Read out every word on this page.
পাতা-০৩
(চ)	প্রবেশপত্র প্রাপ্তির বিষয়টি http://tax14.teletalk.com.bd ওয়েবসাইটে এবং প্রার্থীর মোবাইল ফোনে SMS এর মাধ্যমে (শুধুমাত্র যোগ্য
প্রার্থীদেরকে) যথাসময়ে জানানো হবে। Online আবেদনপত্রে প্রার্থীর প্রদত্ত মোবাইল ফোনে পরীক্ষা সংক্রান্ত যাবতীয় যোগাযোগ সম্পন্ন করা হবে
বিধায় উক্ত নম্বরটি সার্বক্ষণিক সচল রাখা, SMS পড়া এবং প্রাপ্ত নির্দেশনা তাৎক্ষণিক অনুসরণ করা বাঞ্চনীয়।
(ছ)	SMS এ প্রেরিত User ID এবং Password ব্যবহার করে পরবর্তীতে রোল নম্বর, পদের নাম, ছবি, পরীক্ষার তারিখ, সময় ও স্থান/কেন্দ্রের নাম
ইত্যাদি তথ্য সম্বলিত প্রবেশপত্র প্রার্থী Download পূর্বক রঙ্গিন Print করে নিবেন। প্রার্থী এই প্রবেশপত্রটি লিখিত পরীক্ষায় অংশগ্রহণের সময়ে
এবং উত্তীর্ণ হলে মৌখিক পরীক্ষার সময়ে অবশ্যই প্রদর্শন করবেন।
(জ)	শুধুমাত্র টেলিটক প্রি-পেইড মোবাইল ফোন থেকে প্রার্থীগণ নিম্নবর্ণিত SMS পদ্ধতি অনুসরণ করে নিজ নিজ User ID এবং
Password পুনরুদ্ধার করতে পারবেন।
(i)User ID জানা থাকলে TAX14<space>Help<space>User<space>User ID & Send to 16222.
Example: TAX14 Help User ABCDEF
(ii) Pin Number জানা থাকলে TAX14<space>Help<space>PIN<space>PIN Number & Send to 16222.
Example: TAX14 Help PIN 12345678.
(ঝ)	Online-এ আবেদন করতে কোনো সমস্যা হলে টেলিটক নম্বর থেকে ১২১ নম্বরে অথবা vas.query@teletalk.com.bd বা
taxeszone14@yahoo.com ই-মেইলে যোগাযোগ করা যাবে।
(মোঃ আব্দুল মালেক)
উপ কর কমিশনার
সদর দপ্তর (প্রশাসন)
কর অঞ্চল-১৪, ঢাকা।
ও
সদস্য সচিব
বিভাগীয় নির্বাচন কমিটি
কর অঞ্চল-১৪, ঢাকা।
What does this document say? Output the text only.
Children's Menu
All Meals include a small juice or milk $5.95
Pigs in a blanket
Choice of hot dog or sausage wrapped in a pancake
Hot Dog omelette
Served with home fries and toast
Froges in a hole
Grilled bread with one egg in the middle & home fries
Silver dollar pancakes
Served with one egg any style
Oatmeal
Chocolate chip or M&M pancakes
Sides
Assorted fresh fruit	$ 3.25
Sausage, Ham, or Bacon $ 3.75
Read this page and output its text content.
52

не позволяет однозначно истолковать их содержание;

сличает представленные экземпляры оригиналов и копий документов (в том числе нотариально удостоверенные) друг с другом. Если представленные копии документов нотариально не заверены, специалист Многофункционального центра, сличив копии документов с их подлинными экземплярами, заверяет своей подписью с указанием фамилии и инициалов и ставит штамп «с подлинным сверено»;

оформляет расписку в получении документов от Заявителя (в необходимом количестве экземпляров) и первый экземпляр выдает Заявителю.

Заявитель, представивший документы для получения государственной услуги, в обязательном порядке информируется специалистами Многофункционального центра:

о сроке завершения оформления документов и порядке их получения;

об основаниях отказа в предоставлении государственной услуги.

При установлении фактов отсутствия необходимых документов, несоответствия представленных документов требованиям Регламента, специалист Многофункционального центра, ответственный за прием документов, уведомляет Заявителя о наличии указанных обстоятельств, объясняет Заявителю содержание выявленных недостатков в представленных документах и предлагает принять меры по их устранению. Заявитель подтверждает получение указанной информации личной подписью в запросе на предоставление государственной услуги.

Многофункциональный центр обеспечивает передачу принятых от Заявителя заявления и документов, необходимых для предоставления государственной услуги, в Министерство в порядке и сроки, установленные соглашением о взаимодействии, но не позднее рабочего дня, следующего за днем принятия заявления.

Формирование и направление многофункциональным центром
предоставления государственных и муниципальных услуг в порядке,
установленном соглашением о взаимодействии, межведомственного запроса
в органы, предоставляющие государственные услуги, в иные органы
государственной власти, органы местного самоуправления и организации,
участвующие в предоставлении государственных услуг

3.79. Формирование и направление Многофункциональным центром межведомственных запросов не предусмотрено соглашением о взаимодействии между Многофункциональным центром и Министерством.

PROBLEM - Answer with one number: how many lines in the listing hold "home".

FINISHED ANSWER - 2